Count the lines in the data below where the string "tenets" occurs, please, and give the number alone.
________________________
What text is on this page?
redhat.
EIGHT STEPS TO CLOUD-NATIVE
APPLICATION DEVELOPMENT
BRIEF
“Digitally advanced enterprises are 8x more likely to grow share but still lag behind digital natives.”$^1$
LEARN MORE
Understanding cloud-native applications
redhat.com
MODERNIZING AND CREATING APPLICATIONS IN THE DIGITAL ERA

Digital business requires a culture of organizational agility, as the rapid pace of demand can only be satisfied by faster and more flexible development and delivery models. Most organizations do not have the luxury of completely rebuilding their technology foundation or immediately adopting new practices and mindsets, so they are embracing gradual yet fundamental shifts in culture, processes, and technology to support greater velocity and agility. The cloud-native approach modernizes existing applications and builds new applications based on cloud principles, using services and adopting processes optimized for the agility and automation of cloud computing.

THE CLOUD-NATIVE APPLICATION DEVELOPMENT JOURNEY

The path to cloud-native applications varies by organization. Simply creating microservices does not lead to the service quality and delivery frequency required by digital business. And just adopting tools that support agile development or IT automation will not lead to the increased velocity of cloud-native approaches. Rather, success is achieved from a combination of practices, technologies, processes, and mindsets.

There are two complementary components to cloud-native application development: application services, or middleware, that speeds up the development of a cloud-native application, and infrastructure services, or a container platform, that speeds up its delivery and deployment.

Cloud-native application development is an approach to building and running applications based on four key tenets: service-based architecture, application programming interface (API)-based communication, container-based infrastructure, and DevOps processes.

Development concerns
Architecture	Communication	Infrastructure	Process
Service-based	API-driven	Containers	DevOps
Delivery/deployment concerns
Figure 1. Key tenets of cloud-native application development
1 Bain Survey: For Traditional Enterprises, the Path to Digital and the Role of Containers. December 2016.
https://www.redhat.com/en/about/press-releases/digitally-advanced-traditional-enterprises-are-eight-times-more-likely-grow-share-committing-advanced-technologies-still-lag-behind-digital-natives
________________________
Output for this exercise → 2